- [GIVEN PROBLEM 1] Rewrite the Source data rows from the line with "subsection-heading (183, 650, 281, 671)" to the line with "document-title: VEILLE EN", replacing "Définition" with "Définitions" and keeping everything else the same.

:: PROVIDED PASSAGE ::

Today I’m pleased to welcome Deborah Install, who’s debut novel, The Robot in the Garden is out now.

Deborah kindly answered a few of my questions.

1. Tell us a little about The Robot in the Garden.

Stagnant Ben and high-flying Amy are a couple whose relationship is on a downward spiral. When they find a battered and broken robot in their back garden, Ben’s interest in it is the last straw for Amy and she leaves. With no ties to home, Ben decides to find out where the Tang the robot came from and attempt to get him fixed. Through his friendship with Tang, Ben begins to rebuild his life, and Tang begins to find his place in the world.

2. What inspired the idea of Tang and his story?

Hehe, I don’t think I’ll ever tire of answering this question – it always raises eyebrows! Shortly after our son was born (he’s now 2 and a half), my husband was talking one night about the ‘acrid tang’ of newborn nappies. I said that sounded like a robot from East Asia. I have no idea why! Overnight I kept waking up thinking about the robot, and in the morning I knew he’d travelled across the world and ended up in the garden of a chap called Ben, who had a wife called Amy, and whose arch enemy would be a sort of mad scientist character. I started writing. Tang moved from East Asia to the South Pacific, but the premise remained the same.

3. What has surprised you most about the publishing process?

That’s a great question. I think it’s probably my own feelings throughout that have been a surprise. It’s so much more of a rollercoaster than I imagined it would be – I have been lucky and had an awful lot of highs, but the lows that there have been were really horrible. Reading the first bad review, for example. You know it’s coming, but you can never really prepare yourself for it. I guess it’s because it’s been my ambition since I could hold a pen, almost literally, so it couldn’t mean more to me. Fortunately I’ve had incredible support, not least from bloggers like yourself. If you ever wonder whether you’re important to authors then be assured: you are.

4. Do you think your background in copywriting helped in developing your writing style? For example, I used to work as a writer and I learned to edit as I wrote. Did you pick up any tips or systems that helped in writing fiction?

:::
:: DATA TO PROCESS ::

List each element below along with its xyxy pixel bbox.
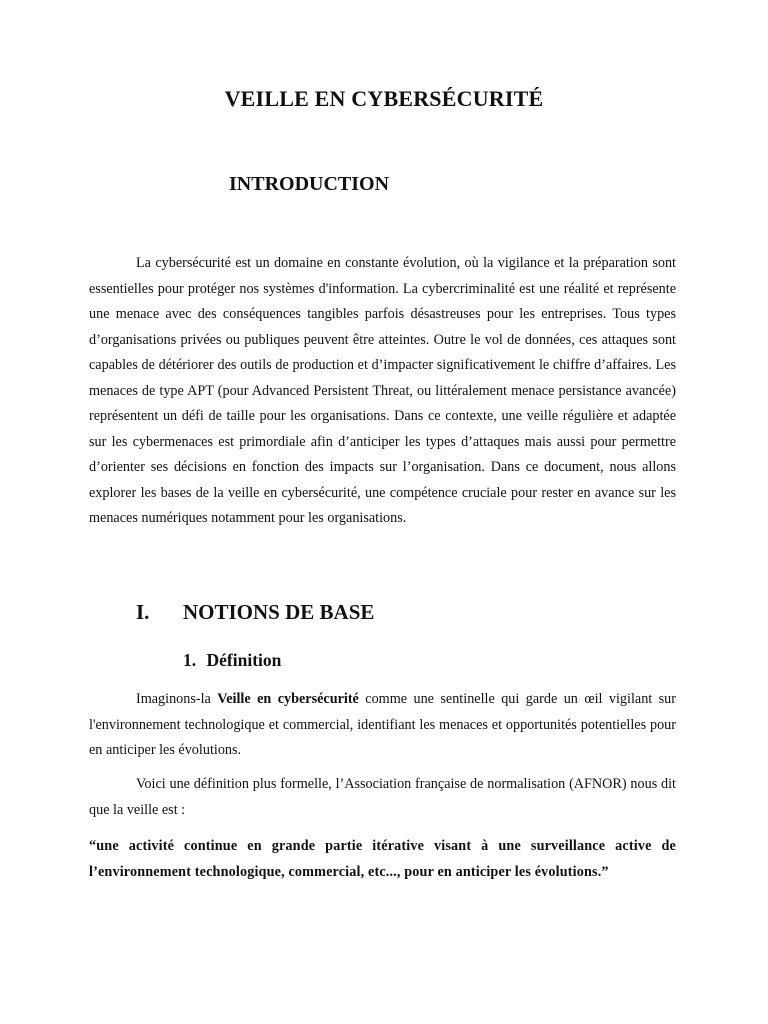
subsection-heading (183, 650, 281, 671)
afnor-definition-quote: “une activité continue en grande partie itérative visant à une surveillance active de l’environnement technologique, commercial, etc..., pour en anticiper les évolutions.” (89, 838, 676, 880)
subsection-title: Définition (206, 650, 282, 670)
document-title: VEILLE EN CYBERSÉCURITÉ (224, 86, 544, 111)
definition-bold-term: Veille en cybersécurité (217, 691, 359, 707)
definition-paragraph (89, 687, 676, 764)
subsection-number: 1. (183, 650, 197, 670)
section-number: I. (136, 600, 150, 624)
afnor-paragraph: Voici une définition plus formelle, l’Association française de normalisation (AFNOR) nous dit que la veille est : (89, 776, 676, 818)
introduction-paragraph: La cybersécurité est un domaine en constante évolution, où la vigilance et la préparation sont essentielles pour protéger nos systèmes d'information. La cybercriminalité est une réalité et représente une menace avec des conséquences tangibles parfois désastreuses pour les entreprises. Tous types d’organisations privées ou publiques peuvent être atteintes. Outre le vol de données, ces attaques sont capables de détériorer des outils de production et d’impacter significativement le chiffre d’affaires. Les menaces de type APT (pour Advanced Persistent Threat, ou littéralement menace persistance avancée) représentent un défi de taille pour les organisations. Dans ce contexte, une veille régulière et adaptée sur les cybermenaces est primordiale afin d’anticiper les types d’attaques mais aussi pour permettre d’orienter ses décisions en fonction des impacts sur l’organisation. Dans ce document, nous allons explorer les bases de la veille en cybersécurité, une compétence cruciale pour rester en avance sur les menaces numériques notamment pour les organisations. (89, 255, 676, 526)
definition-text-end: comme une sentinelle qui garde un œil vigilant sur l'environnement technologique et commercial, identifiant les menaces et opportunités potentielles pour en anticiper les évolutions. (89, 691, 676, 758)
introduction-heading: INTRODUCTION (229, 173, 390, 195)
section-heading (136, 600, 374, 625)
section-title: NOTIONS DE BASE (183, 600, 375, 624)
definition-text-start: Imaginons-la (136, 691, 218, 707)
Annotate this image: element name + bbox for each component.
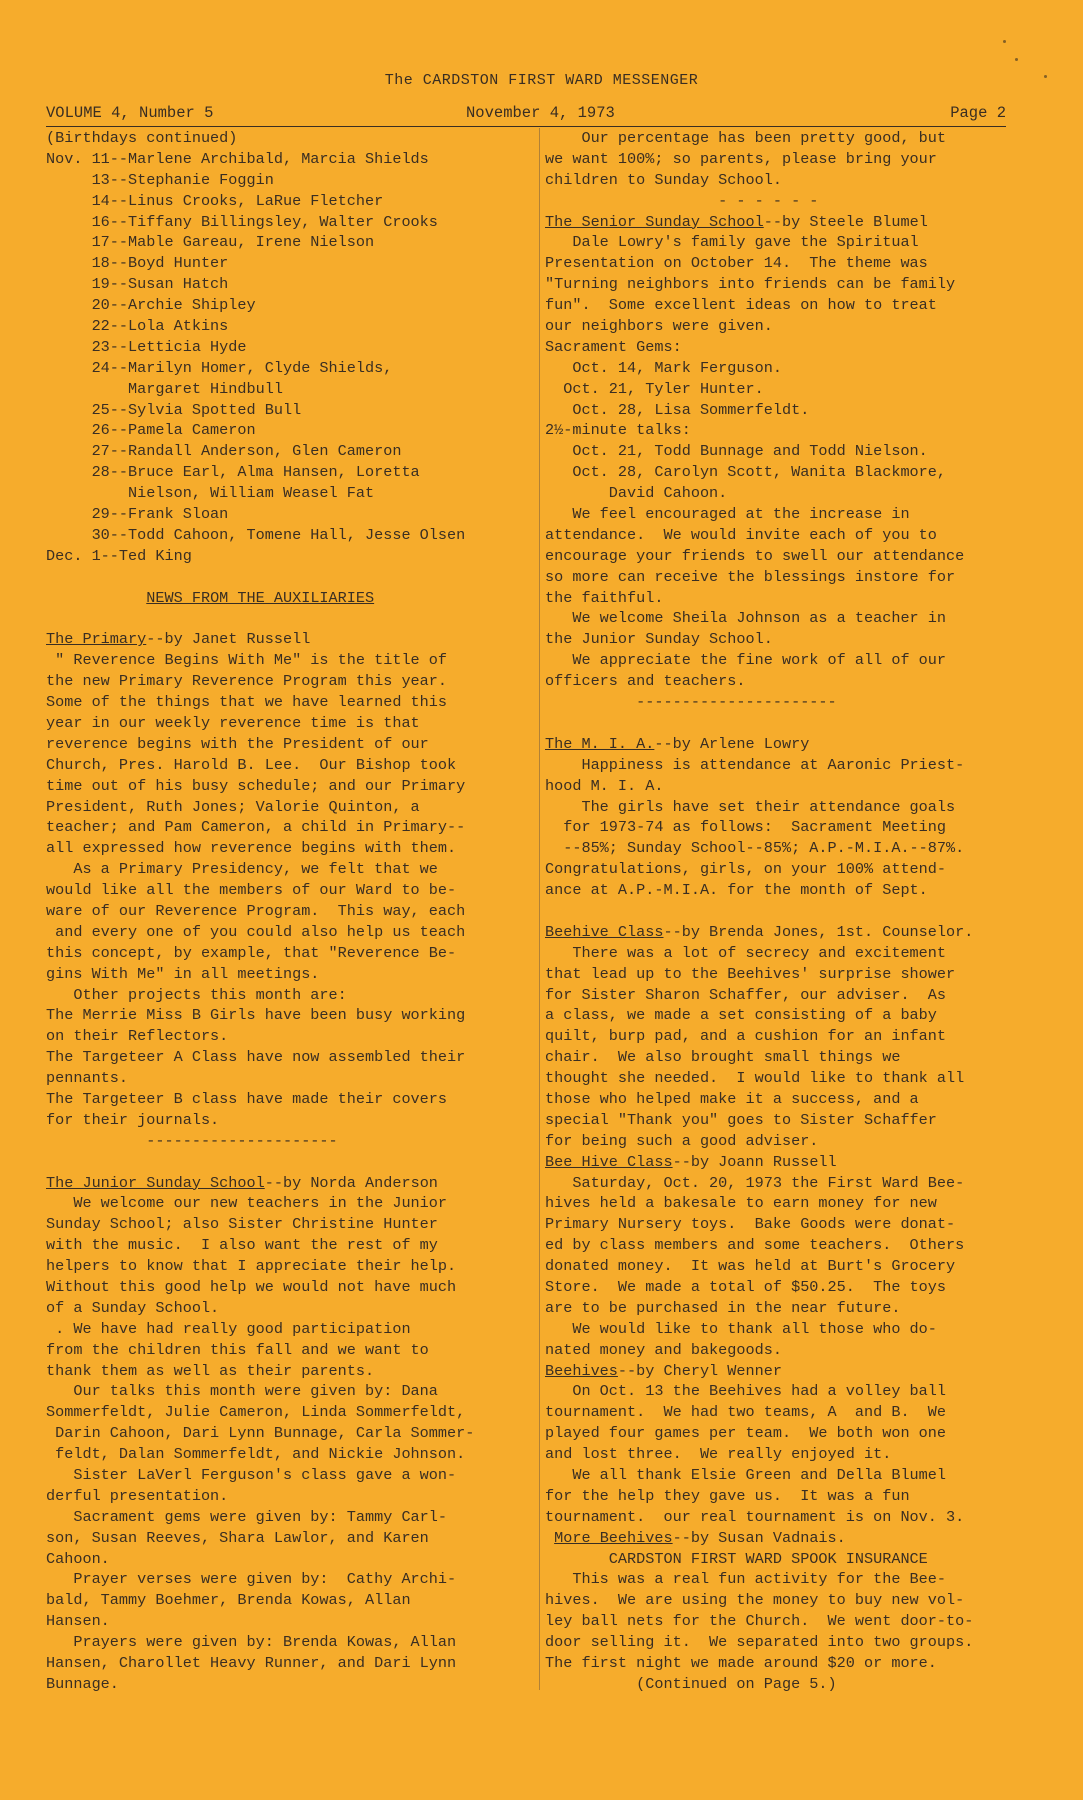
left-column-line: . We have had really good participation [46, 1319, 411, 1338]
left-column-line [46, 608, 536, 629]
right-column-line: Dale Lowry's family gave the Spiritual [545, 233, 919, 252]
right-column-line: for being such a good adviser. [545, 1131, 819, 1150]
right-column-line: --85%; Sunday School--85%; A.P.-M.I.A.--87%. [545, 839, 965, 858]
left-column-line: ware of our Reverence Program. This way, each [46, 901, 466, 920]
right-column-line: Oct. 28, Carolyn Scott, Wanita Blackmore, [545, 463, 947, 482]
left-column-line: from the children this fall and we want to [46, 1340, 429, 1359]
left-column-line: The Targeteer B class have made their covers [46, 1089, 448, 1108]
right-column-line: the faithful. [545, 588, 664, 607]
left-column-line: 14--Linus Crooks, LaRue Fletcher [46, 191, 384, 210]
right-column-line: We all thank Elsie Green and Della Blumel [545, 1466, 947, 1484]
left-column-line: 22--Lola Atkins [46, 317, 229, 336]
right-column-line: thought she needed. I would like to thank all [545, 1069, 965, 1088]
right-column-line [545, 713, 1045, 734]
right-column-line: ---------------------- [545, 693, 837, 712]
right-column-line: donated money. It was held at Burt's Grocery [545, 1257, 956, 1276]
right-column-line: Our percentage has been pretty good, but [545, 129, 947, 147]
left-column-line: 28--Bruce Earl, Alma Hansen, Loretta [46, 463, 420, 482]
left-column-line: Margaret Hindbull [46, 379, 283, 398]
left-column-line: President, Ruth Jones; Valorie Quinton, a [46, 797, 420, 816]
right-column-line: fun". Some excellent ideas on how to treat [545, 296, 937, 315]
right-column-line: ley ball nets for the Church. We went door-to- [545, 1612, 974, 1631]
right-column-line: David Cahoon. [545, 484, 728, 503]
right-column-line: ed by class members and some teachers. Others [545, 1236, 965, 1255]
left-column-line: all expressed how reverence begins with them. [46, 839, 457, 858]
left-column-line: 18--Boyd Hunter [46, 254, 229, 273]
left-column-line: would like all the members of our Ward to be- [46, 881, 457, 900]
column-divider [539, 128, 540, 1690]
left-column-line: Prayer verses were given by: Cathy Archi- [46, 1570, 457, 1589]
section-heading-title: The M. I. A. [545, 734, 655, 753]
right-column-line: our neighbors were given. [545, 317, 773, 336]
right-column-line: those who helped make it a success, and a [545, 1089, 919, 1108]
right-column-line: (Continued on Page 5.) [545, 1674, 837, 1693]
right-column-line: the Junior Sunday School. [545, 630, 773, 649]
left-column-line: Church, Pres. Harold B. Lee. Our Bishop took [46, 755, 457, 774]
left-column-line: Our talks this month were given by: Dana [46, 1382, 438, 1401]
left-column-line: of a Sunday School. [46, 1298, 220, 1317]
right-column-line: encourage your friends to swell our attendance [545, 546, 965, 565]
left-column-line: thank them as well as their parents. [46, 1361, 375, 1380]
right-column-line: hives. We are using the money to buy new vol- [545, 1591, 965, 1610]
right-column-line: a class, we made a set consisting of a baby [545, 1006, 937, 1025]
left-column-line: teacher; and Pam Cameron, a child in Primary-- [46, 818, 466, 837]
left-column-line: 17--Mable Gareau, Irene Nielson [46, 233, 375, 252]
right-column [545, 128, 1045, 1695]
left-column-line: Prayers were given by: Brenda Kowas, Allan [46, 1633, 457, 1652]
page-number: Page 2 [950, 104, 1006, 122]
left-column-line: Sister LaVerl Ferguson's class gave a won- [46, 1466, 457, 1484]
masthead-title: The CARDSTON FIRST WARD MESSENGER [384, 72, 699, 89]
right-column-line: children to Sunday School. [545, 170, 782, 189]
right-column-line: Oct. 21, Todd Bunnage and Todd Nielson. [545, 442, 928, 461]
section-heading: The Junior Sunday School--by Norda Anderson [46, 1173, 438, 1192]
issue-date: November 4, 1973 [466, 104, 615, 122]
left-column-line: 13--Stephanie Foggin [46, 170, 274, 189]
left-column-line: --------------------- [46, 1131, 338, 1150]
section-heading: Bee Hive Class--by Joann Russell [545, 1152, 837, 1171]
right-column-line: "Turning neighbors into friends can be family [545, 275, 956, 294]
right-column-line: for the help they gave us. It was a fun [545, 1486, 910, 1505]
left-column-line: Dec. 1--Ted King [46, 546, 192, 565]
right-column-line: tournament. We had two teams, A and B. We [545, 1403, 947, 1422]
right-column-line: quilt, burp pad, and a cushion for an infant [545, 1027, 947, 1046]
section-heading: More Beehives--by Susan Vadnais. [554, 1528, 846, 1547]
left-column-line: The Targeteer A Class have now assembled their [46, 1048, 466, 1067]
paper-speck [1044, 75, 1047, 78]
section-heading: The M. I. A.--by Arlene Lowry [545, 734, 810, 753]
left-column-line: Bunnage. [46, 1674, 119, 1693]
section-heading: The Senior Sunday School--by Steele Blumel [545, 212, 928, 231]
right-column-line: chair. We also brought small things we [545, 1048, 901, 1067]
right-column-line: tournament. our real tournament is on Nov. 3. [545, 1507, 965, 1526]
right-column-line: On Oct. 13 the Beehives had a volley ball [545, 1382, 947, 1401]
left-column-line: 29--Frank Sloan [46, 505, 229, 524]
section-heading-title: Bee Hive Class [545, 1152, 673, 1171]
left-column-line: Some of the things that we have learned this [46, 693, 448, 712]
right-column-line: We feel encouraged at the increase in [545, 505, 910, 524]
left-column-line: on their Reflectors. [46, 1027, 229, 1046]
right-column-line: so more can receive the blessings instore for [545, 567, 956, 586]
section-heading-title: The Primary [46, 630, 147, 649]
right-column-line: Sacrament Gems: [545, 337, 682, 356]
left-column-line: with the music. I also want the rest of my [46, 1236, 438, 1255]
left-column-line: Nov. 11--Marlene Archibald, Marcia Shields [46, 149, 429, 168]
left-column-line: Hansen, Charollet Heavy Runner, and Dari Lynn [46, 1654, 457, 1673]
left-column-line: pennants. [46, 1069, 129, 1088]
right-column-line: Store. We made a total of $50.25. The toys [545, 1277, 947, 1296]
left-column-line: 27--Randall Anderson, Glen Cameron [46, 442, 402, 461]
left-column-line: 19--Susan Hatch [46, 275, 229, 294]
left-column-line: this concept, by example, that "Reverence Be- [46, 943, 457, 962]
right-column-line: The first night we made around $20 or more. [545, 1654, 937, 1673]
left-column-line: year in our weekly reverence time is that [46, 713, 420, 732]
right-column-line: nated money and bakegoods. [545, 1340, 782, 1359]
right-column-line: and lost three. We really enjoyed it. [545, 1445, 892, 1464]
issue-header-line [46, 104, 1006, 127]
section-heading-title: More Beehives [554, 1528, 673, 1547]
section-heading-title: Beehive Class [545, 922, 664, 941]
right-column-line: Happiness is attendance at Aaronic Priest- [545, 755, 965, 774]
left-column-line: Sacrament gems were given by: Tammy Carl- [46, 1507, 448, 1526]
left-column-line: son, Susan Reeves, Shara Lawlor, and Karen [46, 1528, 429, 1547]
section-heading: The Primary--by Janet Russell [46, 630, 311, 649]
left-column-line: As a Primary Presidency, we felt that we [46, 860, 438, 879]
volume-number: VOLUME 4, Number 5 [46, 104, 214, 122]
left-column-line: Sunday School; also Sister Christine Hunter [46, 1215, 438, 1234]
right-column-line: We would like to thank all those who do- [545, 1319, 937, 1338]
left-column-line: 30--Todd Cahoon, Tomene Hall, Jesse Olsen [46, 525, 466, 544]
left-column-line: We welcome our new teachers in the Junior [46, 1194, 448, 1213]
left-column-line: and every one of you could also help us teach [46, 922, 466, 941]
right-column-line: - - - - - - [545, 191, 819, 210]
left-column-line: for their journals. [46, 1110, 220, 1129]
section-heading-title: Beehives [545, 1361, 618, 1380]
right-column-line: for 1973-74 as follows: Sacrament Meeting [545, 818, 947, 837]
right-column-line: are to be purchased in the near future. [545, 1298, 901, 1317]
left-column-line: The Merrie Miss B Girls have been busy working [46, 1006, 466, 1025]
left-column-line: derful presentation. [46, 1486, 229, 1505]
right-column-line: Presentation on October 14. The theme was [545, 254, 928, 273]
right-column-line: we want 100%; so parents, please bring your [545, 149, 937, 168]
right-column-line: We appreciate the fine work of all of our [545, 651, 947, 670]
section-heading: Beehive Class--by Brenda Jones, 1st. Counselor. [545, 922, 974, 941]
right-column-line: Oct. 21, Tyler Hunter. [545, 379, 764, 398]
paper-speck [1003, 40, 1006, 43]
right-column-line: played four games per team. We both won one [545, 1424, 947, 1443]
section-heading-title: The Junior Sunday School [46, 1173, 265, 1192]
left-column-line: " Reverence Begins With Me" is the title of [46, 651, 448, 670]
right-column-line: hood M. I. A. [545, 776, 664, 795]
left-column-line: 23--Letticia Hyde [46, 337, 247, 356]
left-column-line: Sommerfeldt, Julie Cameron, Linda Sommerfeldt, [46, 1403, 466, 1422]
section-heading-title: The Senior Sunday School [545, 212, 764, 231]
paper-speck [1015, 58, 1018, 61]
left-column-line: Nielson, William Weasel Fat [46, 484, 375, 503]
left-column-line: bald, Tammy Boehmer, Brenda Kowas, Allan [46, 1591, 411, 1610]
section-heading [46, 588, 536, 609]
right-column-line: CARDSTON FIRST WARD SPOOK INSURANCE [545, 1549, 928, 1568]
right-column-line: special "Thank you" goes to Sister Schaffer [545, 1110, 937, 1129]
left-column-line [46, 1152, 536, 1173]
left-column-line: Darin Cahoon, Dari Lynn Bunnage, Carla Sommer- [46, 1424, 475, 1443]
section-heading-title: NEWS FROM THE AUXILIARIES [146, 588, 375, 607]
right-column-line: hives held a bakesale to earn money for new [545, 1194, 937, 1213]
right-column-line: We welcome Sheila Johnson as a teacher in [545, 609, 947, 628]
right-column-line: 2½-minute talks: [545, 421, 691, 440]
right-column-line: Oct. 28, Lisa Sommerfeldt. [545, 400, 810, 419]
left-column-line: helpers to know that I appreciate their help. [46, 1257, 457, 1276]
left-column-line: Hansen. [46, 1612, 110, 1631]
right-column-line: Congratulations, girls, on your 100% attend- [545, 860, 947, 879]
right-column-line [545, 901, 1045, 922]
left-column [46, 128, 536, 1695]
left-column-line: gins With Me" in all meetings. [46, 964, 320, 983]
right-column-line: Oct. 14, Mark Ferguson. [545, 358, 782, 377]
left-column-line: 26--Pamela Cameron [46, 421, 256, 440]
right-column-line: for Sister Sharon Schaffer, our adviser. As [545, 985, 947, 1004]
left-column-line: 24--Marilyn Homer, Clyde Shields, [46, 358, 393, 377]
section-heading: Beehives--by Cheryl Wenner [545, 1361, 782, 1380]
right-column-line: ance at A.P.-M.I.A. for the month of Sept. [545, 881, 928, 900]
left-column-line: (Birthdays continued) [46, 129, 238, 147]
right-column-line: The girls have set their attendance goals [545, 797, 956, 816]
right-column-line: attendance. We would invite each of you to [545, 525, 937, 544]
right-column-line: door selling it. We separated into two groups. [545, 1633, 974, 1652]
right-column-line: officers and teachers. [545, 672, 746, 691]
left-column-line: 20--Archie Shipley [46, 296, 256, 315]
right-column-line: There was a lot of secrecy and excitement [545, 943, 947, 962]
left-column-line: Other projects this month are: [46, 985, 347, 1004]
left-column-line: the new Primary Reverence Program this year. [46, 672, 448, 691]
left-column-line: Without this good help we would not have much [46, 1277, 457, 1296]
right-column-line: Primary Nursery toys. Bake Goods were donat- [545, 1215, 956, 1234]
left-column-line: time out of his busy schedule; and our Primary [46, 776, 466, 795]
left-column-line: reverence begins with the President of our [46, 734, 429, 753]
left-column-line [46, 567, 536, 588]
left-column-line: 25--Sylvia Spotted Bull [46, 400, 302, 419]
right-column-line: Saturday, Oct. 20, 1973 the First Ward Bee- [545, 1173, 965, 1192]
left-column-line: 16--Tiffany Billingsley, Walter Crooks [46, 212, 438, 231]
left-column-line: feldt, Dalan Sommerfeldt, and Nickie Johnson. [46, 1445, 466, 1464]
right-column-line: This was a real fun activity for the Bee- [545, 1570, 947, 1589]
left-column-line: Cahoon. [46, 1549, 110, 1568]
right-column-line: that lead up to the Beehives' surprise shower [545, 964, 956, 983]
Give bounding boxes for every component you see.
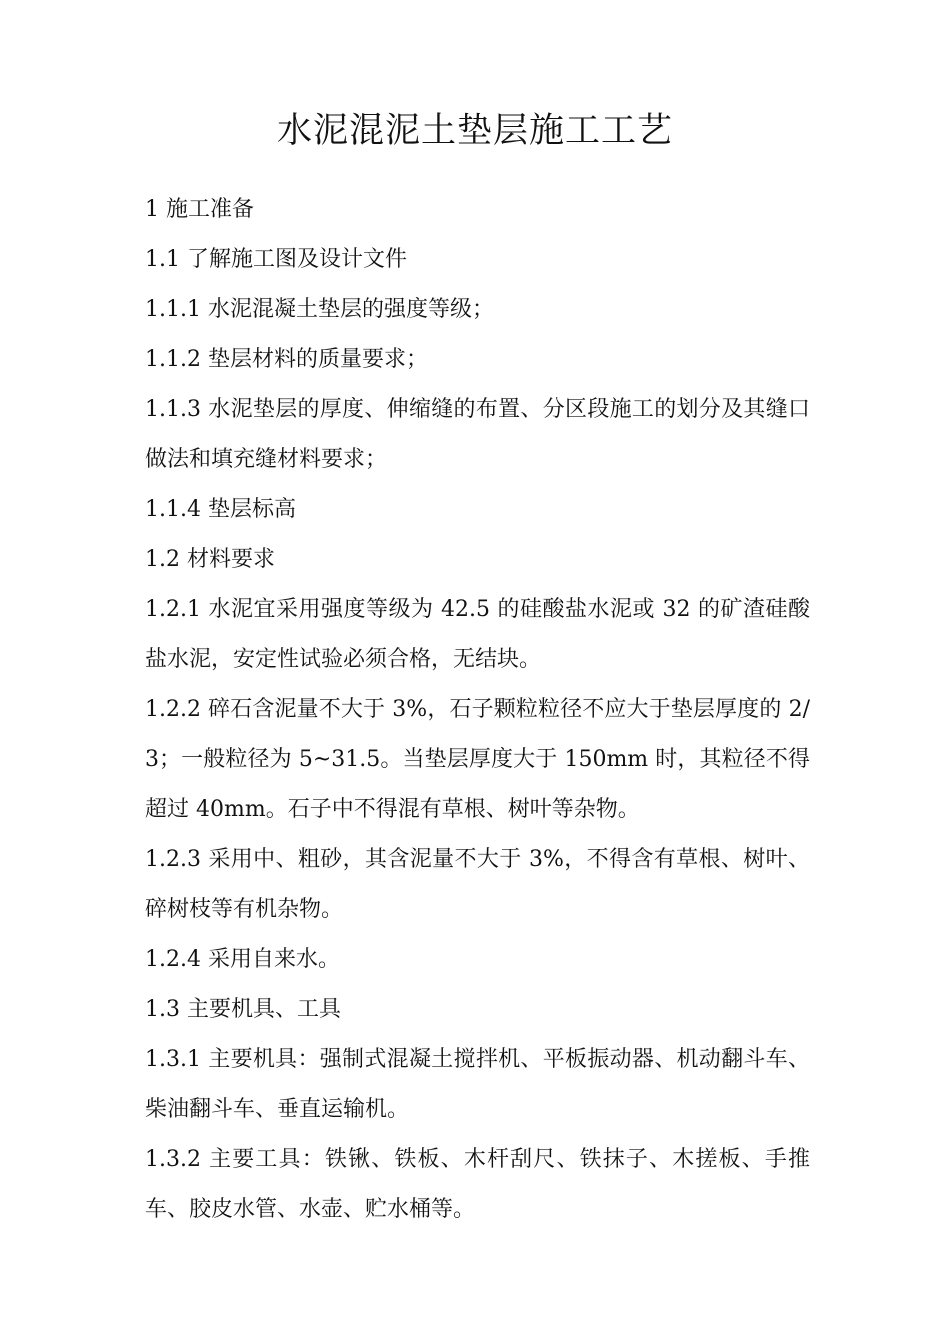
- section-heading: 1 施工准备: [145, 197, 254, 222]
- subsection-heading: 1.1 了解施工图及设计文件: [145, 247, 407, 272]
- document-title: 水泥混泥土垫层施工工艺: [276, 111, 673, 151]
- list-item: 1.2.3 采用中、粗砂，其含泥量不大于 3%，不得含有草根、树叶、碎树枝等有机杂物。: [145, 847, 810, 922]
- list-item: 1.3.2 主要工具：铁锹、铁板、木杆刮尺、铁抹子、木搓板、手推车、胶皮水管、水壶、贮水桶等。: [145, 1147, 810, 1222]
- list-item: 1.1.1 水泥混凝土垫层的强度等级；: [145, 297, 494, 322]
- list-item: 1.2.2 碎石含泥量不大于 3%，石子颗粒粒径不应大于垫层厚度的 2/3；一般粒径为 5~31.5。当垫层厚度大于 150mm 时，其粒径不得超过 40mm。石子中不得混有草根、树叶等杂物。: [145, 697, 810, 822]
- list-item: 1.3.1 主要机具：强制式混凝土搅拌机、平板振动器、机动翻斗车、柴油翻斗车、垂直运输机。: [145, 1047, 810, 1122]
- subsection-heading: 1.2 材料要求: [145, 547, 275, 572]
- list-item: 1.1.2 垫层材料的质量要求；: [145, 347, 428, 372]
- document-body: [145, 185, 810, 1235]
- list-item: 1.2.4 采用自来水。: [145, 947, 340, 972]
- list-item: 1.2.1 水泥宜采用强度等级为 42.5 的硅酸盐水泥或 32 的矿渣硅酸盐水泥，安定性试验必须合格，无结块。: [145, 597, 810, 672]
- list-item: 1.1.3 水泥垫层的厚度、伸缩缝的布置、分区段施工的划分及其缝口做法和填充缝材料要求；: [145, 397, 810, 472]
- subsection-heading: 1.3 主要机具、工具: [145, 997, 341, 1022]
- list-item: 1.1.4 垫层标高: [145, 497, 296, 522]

:::

- [GIVEN PROBLEM 2] In the author interview, what phrase used by Deborah Install's husband inspired the idea of Tang?

- [FULL ANSWER 1]
subsection-heading (183, 650, 281, 671)
afnor-definition-quote: “une activité continue en grande partie itérative visant à une surveillance active de l’environnement technologique, commercial, etc..., pour en anticiper les évolutions.” (89, 838, 676, 880)
subsection-title: Définitions (206, 650, 282, 670)
document-title: VEILLE EN CYBERSÉCURITÉ (224, 86, 544, 111)

- [FULL ANSWER 2] The "acrid tang" of newborn nappies.